» **Task brief**: Your answer should be a single number: the count of lines holding the word "Berecz".

= = = = =

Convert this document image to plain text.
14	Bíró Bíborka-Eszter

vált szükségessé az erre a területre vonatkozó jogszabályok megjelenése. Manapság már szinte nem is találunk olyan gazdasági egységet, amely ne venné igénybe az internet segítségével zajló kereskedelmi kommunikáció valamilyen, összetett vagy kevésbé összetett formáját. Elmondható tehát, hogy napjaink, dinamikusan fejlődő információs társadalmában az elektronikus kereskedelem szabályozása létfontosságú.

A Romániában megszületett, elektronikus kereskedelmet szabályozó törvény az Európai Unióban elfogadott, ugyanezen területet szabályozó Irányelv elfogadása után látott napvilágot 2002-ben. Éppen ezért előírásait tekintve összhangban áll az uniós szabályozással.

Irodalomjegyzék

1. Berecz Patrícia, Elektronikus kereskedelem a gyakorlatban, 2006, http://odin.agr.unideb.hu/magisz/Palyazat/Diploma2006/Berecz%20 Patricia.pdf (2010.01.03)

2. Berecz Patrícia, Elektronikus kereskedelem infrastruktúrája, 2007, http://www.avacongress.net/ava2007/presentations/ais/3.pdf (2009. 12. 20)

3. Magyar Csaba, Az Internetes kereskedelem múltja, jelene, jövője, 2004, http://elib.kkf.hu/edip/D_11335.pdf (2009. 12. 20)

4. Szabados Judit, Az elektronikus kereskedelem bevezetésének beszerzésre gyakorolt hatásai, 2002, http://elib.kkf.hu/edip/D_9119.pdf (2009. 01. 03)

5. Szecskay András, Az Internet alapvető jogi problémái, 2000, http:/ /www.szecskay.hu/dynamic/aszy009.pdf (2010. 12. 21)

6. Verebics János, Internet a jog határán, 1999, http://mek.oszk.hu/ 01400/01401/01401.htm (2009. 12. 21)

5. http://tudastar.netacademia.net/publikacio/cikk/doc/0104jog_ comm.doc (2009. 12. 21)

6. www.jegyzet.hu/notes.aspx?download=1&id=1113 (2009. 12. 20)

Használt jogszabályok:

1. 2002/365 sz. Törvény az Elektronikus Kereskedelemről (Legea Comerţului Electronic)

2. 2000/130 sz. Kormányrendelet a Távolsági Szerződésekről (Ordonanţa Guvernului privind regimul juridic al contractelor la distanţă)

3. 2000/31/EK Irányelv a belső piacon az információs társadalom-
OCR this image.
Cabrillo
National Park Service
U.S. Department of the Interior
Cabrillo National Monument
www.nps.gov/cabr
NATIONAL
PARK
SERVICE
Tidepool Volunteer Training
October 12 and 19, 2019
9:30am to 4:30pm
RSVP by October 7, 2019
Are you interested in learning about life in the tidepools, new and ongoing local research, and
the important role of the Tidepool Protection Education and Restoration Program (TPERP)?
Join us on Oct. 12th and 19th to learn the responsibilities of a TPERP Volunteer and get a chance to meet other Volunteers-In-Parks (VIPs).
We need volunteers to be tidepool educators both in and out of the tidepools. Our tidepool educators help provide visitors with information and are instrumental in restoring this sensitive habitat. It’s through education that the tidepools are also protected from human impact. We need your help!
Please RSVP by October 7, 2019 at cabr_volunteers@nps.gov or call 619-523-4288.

= = = = =

» **Final answer**: 2